▶ [Exercise details]
Transcribe the material exactly. Images do not belong in the copy.
══ Stored rows
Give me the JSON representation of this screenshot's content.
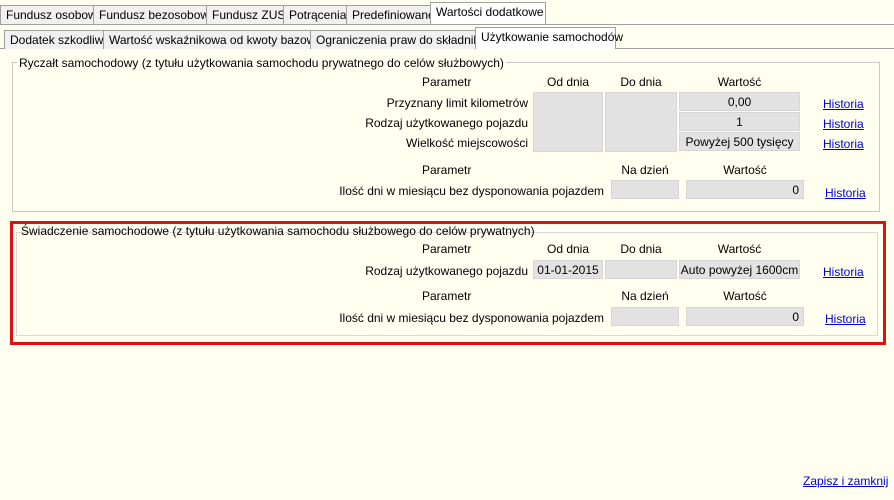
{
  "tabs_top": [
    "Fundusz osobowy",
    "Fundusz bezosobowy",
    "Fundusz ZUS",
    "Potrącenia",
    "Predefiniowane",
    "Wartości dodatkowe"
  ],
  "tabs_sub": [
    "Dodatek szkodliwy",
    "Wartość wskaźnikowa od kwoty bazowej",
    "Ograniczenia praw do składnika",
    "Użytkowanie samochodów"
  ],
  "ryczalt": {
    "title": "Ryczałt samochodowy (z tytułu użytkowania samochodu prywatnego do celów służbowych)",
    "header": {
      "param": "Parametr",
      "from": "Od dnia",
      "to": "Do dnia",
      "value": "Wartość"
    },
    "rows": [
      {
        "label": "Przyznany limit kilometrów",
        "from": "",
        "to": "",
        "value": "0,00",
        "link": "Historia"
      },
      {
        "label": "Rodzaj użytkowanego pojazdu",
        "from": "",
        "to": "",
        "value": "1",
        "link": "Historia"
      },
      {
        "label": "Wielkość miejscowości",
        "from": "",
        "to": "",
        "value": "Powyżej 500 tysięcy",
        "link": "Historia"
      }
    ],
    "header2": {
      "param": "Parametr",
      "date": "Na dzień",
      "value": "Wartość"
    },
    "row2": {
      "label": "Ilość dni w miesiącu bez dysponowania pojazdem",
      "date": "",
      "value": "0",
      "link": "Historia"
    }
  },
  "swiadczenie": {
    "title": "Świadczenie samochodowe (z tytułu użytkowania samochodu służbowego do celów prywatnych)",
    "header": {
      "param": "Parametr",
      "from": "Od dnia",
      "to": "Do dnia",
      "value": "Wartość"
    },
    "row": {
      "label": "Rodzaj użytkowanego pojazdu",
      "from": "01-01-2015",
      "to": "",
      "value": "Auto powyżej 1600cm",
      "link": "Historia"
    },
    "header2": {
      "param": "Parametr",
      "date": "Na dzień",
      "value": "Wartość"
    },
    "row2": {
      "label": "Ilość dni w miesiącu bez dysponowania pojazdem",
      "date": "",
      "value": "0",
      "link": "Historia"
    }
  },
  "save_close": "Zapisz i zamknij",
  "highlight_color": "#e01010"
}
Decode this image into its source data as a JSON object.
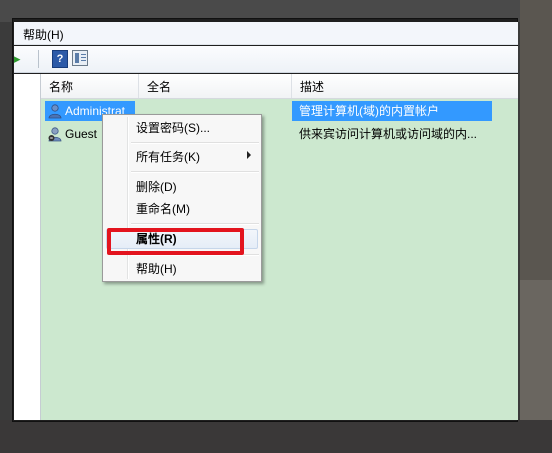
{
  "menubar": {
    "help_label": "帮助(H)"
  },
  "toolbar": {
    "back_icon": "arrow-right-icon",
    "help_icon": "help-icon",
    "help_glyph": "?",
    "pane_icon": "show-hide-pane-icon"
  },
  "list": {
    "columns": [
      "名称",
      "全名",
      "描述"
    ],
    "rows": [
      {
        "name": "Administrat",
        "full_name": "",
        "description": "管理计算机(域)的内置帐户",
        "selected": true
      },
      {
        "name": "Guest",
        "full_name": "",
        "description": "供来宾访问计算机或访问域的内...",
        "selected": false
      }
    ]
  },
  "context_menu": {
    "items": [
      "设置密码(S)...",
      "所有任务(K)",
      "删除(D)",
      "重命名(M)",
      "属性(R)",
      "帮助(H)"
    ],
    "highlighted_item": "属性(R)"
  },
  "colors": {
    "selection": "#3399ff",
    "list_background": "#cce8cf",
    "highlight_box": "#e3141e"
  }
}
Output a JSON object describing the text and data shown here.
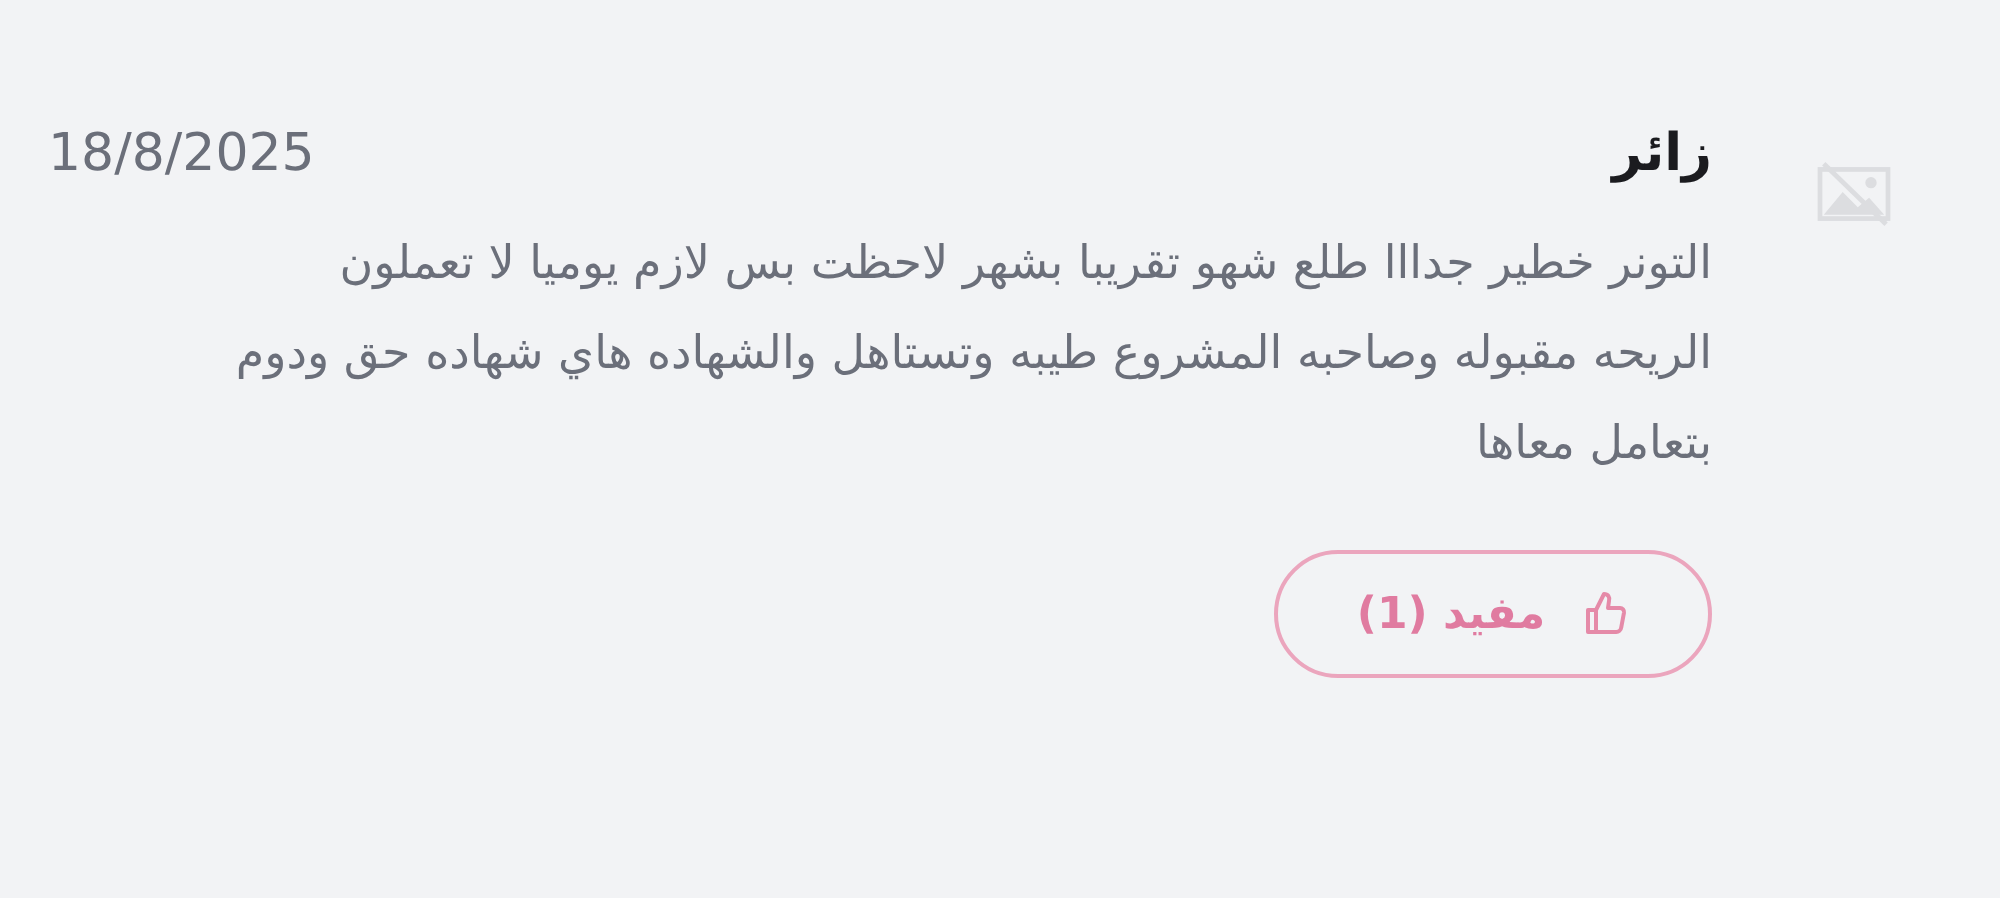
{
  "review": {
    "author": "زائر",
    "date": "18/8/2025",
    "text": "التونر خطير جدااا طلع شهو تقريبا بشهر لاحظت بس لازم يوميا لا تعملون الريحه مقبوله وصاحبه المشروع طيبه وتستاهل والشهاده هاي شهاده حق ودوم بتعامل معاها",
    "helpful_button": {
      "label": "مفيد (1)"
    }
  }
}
════
▶ [Task solution]
Give me the JSON representation of this screenshot's content.
{
  "tabs_top": [
    "Fundusz osobowy",
    "Fundusz bezosobowy",
    "Fundusz ZUS",
    "Potrącenia",
    "Predefiniowane",
    "Wartości dodatkowe"
  ],
  "tabs_sub": [
    "Dodatek szkodliwy",
    "Wartość wskaźnikowa od kwoty bazowej",
    "Ograniczenia praw do składnika",
    "Użytkowanie samochodów"
  ],
  "ryczalt": {
    "title": "Ryczałt samochodowy (z tytułu użytkowania samochodu prywatnego do celów służbowych)",
    "header": {
      "param": "Parametr",
      "from": "Od dnia",
      "to": "Do dnia",
      "value": "Wartość"
    },
    "rows": [
      {
        "label": "Przyznany limit kilometrów",
        "from": "",
        "to": "",
        "value": "0,00",
        "link": "Historia"
      },
      {
        "label": "Rodzaj użytkowanego pojazdu",
        "from": "",
        "to": "",
        "value": "1",
        "link": "Historia"
      },
      {
        "label": "Wielkość miejscowości",
        "from": "",
        "to": "",
        "value": "Powyżej 500 tysięcy",
        "link": "Historia"
      }
    ],
    "header2": {
      "param": "Parametr",
      "date": "Na dzień",
      "value": "Wartość"
    },
    "row2": {
      "label": "Ilość dni w miesiącu bez dysponowania pojazdem",
      "date": "",
      "value": "0",
      "link": "Historia"
    }
  },
  "swiadczenie": {
    "title": "Świadczenie samochodowe (z tytułu użytkowania samochodu służbowego do celów prywatnych)",
    "header": {
      "param": "Parametr",
      "from": "Od dnia",
      "to": "Do dnia",
      "value": "Wartość"
    },
    "row": {
      "label": "Rodzaj użytkowanego pojazdu",
      "from": "01-01-2015",
      "to": "",
      "value": "Auto powyżej 1600cm",
      "link": "Historia"
    },
    "header2": {
      "param": "Parametr",
      "date": "Na dzień",
      "value": "Wartość"
    },
    "row2": {
      "label": "Ilość dni w miesiącu bez dysponowania pojazdem",
      "date": "",
      "value": "0",
      "link": "Historia"
    }
  },
  "save_close": "Zapisz i zamknij",
  "highlight_color": "#e01010"
}
Decode this image into its source data as a JSON object.
{
  "menubar": {
    "help_label": "帮助(H)"
  },
  "toolbar": {
    "back_icon": "arrow-right-icon",
    "help_icon": "help-icon",
    "help_glyph": "?",
    "pane_icon": "show-hide-pane-icon"
  },
  "list": {
    "columns": [
      "名称",
      "全名",
      "描述"
    ],
    "rows": [
      {
        "name": "Administrat",
        "full_name": "",
        "description": "管理计算机(域)的内置帐户",
        "selected": true
      },
      {
        "name": "Guest",
        "full_name": "",
        "description": "供来宾访问计算机或访问域的内...",
        "selected": false
      }
    ]
  },
  "context_menu": {
    "items": [
      "设置密码(S)...",
      "所有任务(K)",
      "删除(D)",
      "重命名(M)",
      "属性(R)",
      "帮助(H)"
    ],
    "highlighted_item": "属性(R)"
  },
  "colors": {
    "selection": "#3399ff",
    "list_background": "#cce8cf",
    "highlight_box": "#e3141e"
  }
}
Output a JSON object describing the text and data shown here.
{
  "review": {
    "author": "زائر",
    "date": "18/8/2025",
    "text": "التونر خطير جدااا طلع شهو تقريبا بشهر لاحظت بس لازم يوميا لا تعملون الريحه مقبوله وصاحبه المشروع طيبه وتستاهل والشهاده هاي شهاده حق ودوم بتعامل معاها",
    "helpful_button": {
      "label": "مفيد (1)"
    }
  }
}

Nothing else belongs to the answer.